TASK OBJECTIVE: In the entries below, identify every line with the string "United" and copy it.
** Start RECORDS SUPPLIED **
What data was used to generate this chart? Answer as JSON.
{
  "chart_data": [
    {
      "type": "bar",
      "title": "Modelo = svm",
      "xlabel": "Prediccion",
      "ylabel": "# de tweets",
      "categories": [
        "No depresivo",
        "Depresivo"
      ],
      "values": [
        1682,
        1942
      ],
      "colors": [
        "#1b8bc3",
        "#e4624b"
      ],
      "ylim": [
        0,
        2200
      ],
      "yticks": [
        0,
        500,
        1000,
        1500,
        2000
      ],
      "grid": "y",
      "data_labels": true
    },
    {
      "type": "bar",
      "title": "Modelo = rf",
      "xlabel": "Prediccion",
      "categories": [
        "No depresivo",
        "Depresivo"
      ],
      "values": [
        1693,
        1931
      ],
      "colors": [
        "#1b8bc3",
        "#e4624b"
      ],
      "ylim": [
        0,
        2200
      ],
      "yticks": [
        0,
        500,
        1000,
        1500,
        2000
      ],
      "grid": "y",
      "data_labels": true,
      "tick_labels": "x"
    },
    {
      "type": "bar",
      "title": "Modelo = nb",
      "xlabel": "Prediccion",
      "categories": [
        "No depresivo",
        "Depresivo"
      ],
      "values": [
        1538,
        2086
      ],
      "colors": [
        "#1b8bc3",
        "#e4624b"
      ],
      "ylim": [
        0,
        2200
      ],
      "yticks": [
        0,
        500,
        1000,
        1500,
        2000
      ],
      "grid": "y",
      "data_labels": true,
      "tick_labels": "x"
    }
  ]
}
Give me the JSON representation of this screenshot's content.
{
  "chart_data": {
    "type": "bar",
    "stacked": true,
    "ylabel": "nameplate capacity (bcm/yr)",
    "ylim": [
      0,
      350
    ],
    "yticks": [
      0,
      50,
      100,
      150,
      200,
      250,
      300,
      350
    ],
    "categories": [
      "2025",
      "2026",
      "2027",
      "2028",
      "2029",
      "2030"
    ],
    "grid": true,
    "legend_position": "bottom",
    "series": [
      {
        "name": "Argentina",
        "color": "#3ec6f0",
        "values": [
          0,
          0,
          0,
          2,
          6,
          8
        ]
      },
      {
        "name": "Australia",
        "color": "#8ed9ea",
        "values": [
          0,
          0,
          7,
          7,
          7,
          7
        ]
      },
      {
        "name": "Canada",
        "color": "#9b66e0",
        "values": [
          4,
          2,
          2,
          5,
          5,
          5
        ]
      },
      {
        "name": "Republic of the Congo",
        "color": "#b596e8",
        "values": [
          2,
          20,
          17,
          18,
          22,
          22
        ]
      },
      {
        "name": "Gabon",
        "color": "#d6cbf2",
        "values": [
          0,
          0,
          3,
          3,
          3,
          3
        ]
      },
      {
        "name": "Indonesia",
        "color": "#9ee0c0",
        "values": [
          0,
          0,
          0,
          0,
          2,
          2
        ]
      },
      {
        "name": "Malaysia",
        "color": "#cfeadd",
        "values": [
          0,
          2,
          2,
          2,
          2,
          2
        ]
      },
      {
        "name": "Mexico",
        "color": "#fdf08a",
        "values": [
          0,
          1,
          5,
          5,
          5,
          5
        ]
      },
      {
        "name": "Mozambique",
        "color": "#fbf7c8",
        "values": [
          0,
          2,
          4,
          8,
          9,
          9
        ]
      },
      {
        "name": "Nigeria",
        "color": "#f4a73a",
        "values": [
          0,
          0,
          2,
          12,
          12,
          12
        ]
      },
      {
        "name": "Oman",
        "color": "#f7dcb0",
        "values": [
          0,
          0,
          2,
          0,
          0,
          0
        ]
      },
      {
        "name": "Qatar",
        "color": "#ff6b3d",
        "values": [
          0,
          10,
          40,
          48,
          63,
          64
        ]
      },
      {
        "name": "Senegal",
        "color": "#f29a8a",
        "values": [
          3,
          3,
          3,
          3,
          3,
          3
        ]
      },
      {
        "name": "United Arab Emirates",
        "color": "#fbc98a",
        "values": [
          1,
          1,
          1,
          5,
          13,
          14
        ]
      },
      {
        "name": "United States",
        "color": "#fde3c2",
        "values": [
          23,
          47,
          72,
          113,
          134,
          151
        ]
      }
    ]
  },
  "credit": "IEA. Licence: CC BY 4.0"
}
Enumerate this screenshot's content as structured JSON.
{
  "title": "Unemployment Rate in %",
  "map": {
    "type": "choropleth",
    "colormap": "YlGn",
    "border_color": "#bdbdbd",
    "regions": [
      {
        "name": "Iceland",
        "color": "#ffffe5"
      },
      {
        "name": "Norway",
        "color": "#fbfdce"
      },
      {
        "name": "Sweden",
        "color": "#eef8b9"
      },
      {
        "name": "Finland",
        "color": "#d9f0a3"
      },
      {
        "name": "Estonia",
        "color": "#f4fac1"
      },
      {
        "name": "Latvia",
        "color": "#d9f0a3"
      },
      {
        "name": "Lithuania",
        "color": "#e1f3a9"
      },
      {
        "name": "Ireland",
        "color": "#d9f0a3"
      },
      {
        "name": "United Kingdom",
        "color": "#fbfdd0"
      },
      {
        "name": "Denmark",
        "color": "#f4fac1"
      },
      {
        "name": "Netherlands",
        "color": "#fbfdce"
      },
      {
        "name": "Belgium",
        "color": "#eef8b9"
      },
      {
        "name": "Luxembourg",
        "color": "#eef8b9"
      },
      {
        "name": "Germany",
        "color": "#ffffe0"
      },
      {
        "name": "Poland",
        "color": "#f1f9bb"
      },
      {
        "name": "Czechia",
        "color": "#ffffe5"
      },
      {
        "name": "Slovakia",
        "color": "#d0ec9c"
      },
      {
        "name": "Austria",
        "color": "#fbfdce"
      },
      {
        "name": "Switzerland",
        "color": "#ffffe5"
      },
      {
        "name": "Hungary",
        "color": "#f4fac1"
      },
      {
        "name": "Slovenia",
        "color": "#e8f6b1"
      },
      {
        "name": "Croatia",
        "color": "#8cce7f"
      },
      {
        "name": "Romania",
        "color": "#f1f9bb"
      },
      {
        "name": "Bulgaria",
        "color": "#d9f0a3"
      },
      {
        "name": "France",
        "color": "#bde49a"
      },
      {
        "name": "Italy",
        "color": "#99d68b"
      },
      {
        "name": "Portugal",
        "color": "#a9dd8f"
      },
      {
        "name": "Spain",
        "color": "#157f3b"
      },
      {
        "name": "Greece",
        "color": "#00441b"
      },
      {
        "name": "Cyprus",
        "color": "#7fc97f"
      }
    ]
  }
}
** End RECORDS SUPPLIED **
EXERCISE OUTPUT:
        "name": "United Arab Emirates",
        "name": "United States",
        "name": "United Kingdom",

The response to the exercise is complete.